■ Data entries
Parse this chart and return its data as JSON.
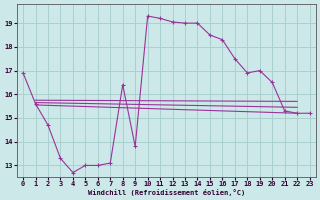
{
  "xlabel": "Windchill (Refroidissement éolien,°C)",
  "bg_color": "#cce8e8",
  "grid_color": "#aad0d0",
  "line_color": "#993399",
  "xlim": [
    -0.5,
    23.5
  ],
  "ylim": [
    12.5,
    19.8
  ],
  "yticks": [
    13,
    14,
    15,
    16,
    17,
    18,
    19
  ],
  "xticks": [
    0,
    1,
    2,
    3,
    4,
    5,
    6,
    7,
    8,
    9,
    10,
    11,
    12,
    13,
    14,
    15,
    16,
    17,
    18,
    19,
    20,
    21,
    22,
    23
  ],
  "line1_x": [
    0,
    1,
    2,
    3,
    4,
    5,
    6,
    7,
    8,
    9,
    10,
    11,
    12,
    13,
    14,
    15,
    16,
    17,
    18,
    19,
    20,
    21,
    22,
    23
  ],
  "line1_y": [
    16.9,
    15.6,
    14.7,
    13.3,
    12.7,
    13.0,
    13.0,
    13.1,
    16.4,
    13.8,
    19.3,
    19.2,
    19.05,
    19.0,
    19.0,
    18.5,
    18.3,
    17.5,
    16.9,
    17.0,
    16.5,
    15.3,
    15.2,
    15.2
  ],
  "line2_x": [
    1,
    22
  ],
  "line2_y": [
    15.55,
    15.2
  ],
  "line3_x": [
    1,
    22
  ],
  "line3_y": [
    15.65,
    15.45
  ],
  "line4_x": [
    1,
    22
  ],
  "line4_y": [
    15.75,
    15.7
  ]
}
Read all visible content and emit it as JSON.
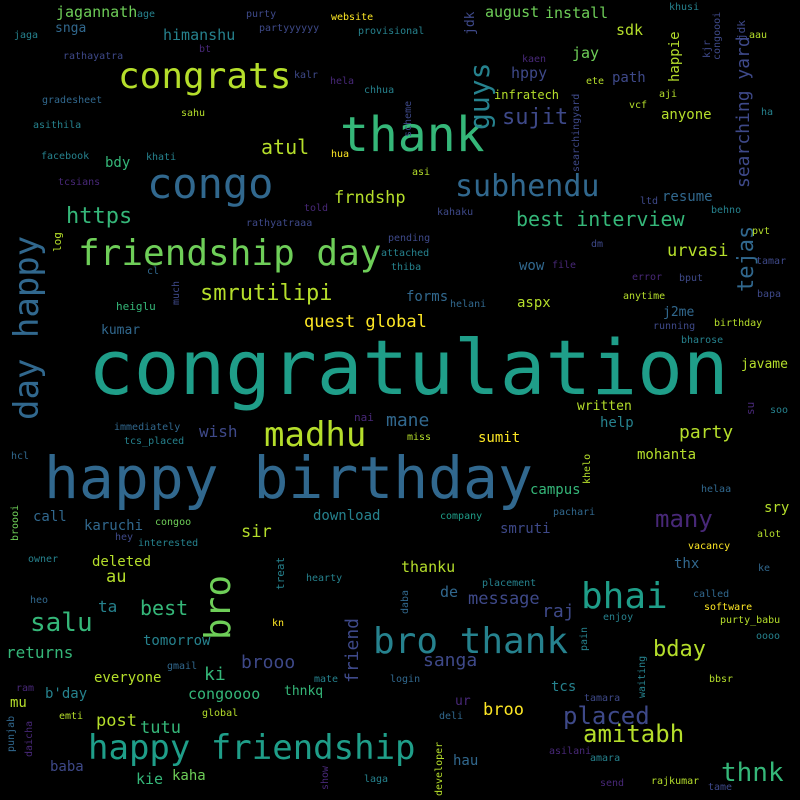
{
  "palette": {
    "background": "#000000",
    "yellow": "#fde725",
    "lime": "#b5de2b",
    "green": "#6ece58",
    "teal_green": "#35b779",
    "teal": "#1f9e89",
    "cyan": "#26828e",
    "blue": "#31688e",
    "indigo": "#3e4989",
    "violet": "#482878",
    "purple": "#440154"
  },
  "words": {
    "congratulation": "congratulation",
    "happy_birthday": "happy birthday",
    "thank": "thank",
    "congo": "congo",
    "congrats": "congrats",
    "friendship_day": "friendship day",
    "happy_friendship": "happy friendship",
    "bro_thank": "bro thank",
    "bhai": "bhai",
    "madhu": "madhu",
    "subhendu": "subhendu",
    "day_happy": "day happy",
    "bro": "bro",
    "guys": "guys",
    "smrutilipi": "smrutilipi",
    "https": "https",
    "best_interview": "best interview",
    "amitabh": "amitabh",
    "placed": "placed",
    "thnk": "thnk",
    "many": "many",
    "salu": "salu",
    "sujit": "sujit",
    "atul": "atul",
    "searching_yard": "searching yard",
    "tejas": "tejas",
    "bday": "bday",
    "party": "party",
    "quest_global": "quest global",
    "frndshp": "frndshp",
    "urvasi": "urvasi",
    "mane": "mane",
    "sanga": "sanga",
    "message": "message",
    "brooo": "brooo",
    "best": "best",
    "friend": "friend",
    "tutu": "tutu",
    "post": "post",
    "raj": "raj",
    "ki": "ki",
    "au": "au",
    "sir": "sir",
    "broo": "broo",
    "returns": "returns",
    "wish": "wish",
    "thanku": "thanku",
    "campus": "campus",
    "jagannath": "jagannath",
    "himanshu": "himanshu",
    "august": "august",
    "install": "install",
    "sdk": "sdk",
    "happie": "happie",
    "jay": "jay",
    "path": "path",
    "hppy": "hppy",
    "infratech": "infratech",
    "anyone": "anyone",
    "resume": "resume",
    "bdy": "bdy",
    "forms": "forms",
    "aspx": "aspx",
    "wow": "wow",
    "j2me": "j2me",
    "kumar": "kumar",
    "heiglu": "heiglu",
    "mohanta": "mohanta",
    "sumit": "sumit",
    "help": "help",
    "written": "written",
    "karuchi": "karuchi",
    "call": "call",
    "download": "download",
    "smruti": "smruti",
    "deleted": "deleted",
    "ta": "ta",
    "tomorrow": "tomorrow",
    "everyone": "everyone",
    "congoooo": "congoooo",
    "thnkq": "thnkq",
    "kie": "kie",
    "kaha": "kaha",
    "baba": "baba",
    "mu": "mu",
    "bday2": "b'day",
    "de": "de",
    "tcs": "tcs",
    "hau": "hau",
    "ur": "ur",
    "thx": "thx",
    "sry": "sry",
    "javame": "javame",
    "snga": "snga",
    "age": "age",
    "purty": "purty",
    "partyyyyyy": "partyyyyyy",
    "website": "website",
    "provisional": "provisional",
    "jdk": "jdk",
    "khusi": "khusi",
    "congoooi": "congoooi",
    "aau": "aau",
    "jaga": "jaga",
    "rathayatra": "rathayatra",
    "bt": "bt",
    "kalr": "kalr",
    "hela": "hela",
    "chhua": "chhua",
    "kaen": "kaen",
    "ete": "ete",
    "kjr": "kjr",
    "aji": "aji",
    "vcf": "vcf",
    "gradesheet": "gradesheet",
    "scheme": "scheme",
    "searchingyard": "searchingyard",
    "asithila": "asithila",
    "sahu": "sahu",
    "ha": "ha",
    "facebook": "facebook",
    "khati": "khati",
    "hua": "hua",
    "tcsians": "tcsians",
    "asi": "asi",
    "ltd": "ltd",
    "behno": "behno",
    "told": "told",
    "kahaku": "kahaku",
    "rathyatraaa": "rathyatraaa",
    "log": "log",
    "pending": "pending",
    "attached": "attached",
    "thiba": "thiba",
    "dm": "dm",
    "file": "file",
    "pvt": "pvt",
    "tamar": "tamar",
    "cl": "cl",
    "error": "error",
    "bput": "bput",
    "bapa": "bapa",
    "much": "much",
    "helani": "helani",
    "anytime": "anytime",
    "birthday": "birthday",
    "running": "running",
    "bharose": "bharose",
    "immediately": "immediately",
    "tcs_placed": "tcs_placed",
    "nai": "nai",
    "miss": "miss",
    "su": "su",
    "soo": "soo",
    "hcl": "hcl",
    "khelo": "khelo",
    "helaa": "helaa",
    "broooi": "broooi",
    "congoo": "congoo",
    "company": "company",
    "pachari": "pachari",
    "hey": "hey",
    "interested": "interested",
    "alot": "alot",
    "vacancy": "vacancy",
    "owner": "owner",
    "treat": "treat",
    "ke": "ke",
    "hearty": "hearty",
    "placement": "placement",
    "called": "called",
    "heo": "heo",
    "daba": "daba",
    "software": "software",
    "enjoy": "enjoy",
    "pain": "pain",
    "purty_babu": "purty_babu",
    "kn": "kn",
    "oooo": "oooo",
    "gmail": "gmail",
    "mate": "mate",
    "login": "login",
    "waiting": "waiting",
    "bbsr": "bbsr",
    "ram": "ram",
    "tamara": "tamara",
    "emti": "emti",
    "global": "global",
    "deli": "deli",
    "punjab": "punjab",
    "daicha": "daicha",
    "show": "show",
    "developer": "developer",
    "asilani": "asilani",
    "amara": "amara",
    "laga": "laga",
    "send": "send",
    "rajkumar": "rajkumar",
    "tame": "tame"
  }
}
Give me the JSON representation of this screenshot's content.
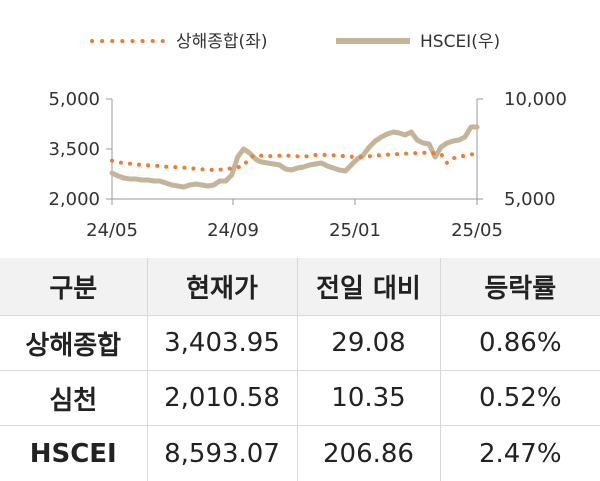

■ Your objective
From the data above, write out everything exactly except the pictures.

■ Solution to the problem
Parse this chart and return its data as JSON.
{
  "xlabel": "Windchill (Refroidissement éolien,°C)",
  "bg_color": "#cce8e8",
  "grid_color": "#aad0d0",
  "line_color": "#993399",
  "xlim": [
    -0.5,
    23.5
  ],
  "ylim": [
    12.5,
    19.8
  ],
  "yticks": [
    13,
    14,
    15,
    16,
    17,
    18,
    19
  ],
  "xticks": [
    0,
    1,
    2,
    3,
    4,
    5,
    6,
    7,
    8,
    9,
    10,
    11,
    12,
    13,
    14,
    15,
    16,
    17,
    18,
    19,
    20,
    21,
    22,
    23
  ],
  "line1_x": [
    0,
    1,
    2,
    3,
    4,
    5,
    6,
    7,
    8,
    9,
    10,
    11,
    12,
    13,
    14,
    15,
    16,
    17,
    18,
    19,
    20,
    21,
    22,
    23
  ],
  "line1_y": [
    16.9,
    15.6,
    14.7,
    13.3,
    12.7,
    13.0,
    13.0,
    13.1,
    16.4,
    13.8,
    19.3,
    19.2,
    19.05,
    19.0,
    19.0,
    18.5,
    18.3,
    17.5,
    16.9,
    17.0,
    16.5,
    15.3,
    15.2,
    15.2
  ],
  "line2_x": [
    1,
    22
  ],
  "line2_y": [
    15.55,
    15.2
  ],
  "line3_x": [
    1,
    22
  ],
  "line3_y": [
    15.65,
    15.45
  ],
  "line4_x": [
    1,
    22
  ],
  "line4_y": [
    15.75,
    15.7
  ]
}
Read all visible content and emit it as JSON.
{
  "palette": {
    "background": "#000000",
    "yellow": "#fde725",
    "lime": "#b5de2b",
    "green": "#6ece58",
    "teal_green": "#35b779",
    "teal": "#1f9e89",
    "cyan": "#26828e",
    "blue": "#31688e",
    "indigo": "#3e4989",
    "violet": "#482878",
    "purple": "#440154"
  },
  "words": {
    "congratulation": "congratulation",
    "happy_birthday": "happy birthday",
    "thank": "thank",
    "congo": "congo",
    "congrats": "congrats",
    "friendship_day": "friendship day",
    "happy_friendship": "happy friendship",
    "bro_thank": "bro thank",
    "bhai": "bhai",
    "madhu": "madhu",
    "subhendu": "subhendu",
    "day_happy": "day happy",
    "bro": "bro",
    "guys": "guys",
    "smrutilipi": "smrutilipi",
    "https": "https",
    "best_interview": "best interview",
    "amitabh": "amitabh",
    "placed": "placed",
    "thnk": "thnk",
    "many": "many",
    "salu": "salu",
    "sujit": "sujit",
    "atul": "atul",
    "searching_yard": "searching yard",
    "tejas": "tejas",
    "bday": "bday",
    "party": "party",
    "quest_global": "quest global",
    "frndshp": "frndshp",
    "urvasi": "urvasi",
    "mane": "mane",
    "sanga": "sanga",
    "message": "message",
    "brooo": "brooo",
    "best": "best",
    "friend": "friend",
    "tutu": "tutu",
    "post": "post",
    "raj": "raj",
    "ki": "ki",
    "au": "au",
    "sir": "sir",
    "broo": "broo",
    "returns": "returns",
    "wish": "wish",
    "thanku": "thanku",
    "campus": "campus",
    "jagannath": "jagannath",
    "himanshu": "himanshu",
    "august": "august",
    "install": "install",
    "sdk": "sdk",
    "happie": "happie",
    "jay": "jay",
    "path": "path",
    "hppy": "hppy",
    "infratech": "infratech",
    "anyone": "anyone",
    "resume": "resume",
    "bdy": "bdy",
    "forms": "forms",
    "aspx": "aspx",
    "wow": "wow",
    "j2me": "j2me",
    "kumar": "kumar",
    "heiglu": "heiglu",
    "mohanta": "mohanta",
    "sumit": "sumit",
    "help": "help",
    "written": "written",
    "karuchi": "karuchi",
    "call": "call",
    "download": "download",
    "smruti": "smruti",
    "deleted": "deleted",
    "ta": "ta",
    "tomorrow": "tomorrow",
    "everyone": "everyone",
    "congoooo": "congoooo",
    "thnkq": "thnkq",
    "kie": "kie",
    "kaha": "kaha",
    "baba": "baba",
    "mu": "mu",
    "bday2": "b'day",
    "de": "de",
    "tcs": "tcs",
    "hau": "hau",
    "ur": "ur",
    "thx": "thx",
    "sry": "sry",
    "javame": "javame",
    "snga": "snga",
    "age": "age",
    "purty": "purty",
    "partyyyyyy": "partyyyyyy",
    "website": "website",
    "provisional": "provisional",
    "jdk": "jdk",
    "khusi": "khusi",
    "congoooi": "congoooi",
    "aau": "aau",
    "jaga": "jaga",
    "rathayatra": "rathayatra",
    "bt": "bt",
    "kalr": "kalr",
    "hela": "hela",
    "chhua": "chhua",
    "kaen": "kaen",
    "ete": "ete",
    "kjr": "kjr",
    "aji": "aji",
    "vcf": "vcf",
    "gradesheet": "gradesheet",
    "scheme": "scheme",
    "searchingyard": "searchingyard",
    "asithila": "asithila",
    "sahu": "sahu",
    "ha": "ha",
    "facebook": "facebook",
    "khati": "khati",
    "hua": "hua",
    "tcsians": "tcsians",
    "asi": "asi",
    "ltd": "ltd",
    "behno": "behno",
    "told": "told",
    "kahaku": "kahaku",
    "rathyatraaa": "rathyatraaa",
    "log": "log",
    "pending": "pending",
    "attached": "attached",
    "thiba": "thiba",
    "dm": "dm",
    "file": "file",
    "pvt": "pvt",
    "tamar": "tamar",
    "cl": "cl",
    "error": "error",
    "bput": "bput",
    "bapa": "bapa",
    "much": "much",
    "helani": "helani",
    "anytime": "anytime",
    "birthday": "birthday",
    "running": "running",
    "bharose": "bharose",
    "immediately": "immediately",
    "tcs_placed": "tcs_placed",
    "nai": "nai",
    "miss": "miss",
    "su": "su",
    "soo": "soo",
    "hcl": "hcl",
    "khelo": "khelo",
    "helaa": "helaa",
    "broooi": "broooi",
    "congoo": "congoo",
    "company": "company",
    "pachari": "pachari",
    "hey": "hey",
    "interested": "interested",
    "alot": "alot",
    "vacancy": "vacancy",
    "owner": "owner",
    "treat": "treat",
    "ke": "ke",
    "hearty": "hearty",
    "placement": "placement",
    "called": "called",
    "heo": "heo",
    "daba": "daba",
    "software": "software",
    "enjoy": "enjoy",
    "pain": "pain",
    "purty_babu": "purty_babu",
    "kn": "kn",
    "oooo": "oooo",
    "gmail": "gmail",
    "mate": "mate",
    "login": "login",
    "waiting": "waiting",
    "bbsr": "bbsr",
    "ram": "ram",
    "tamara": "tamara",
    "emti": "emti",
    "global": "global",
    "deli": "deli",
    "punjab": "punjab",
    "daicha": "daicha",
    "show": "show",
    "developer": "developer",
    "asilani": "asilani",
    "amara": "amara",
    "laga": "laga",
    "send": "send",
    "rajkumar": "rajkumar",
    "tame": "tame"
  }
}
Give me the JSON representation of this screenshot's content.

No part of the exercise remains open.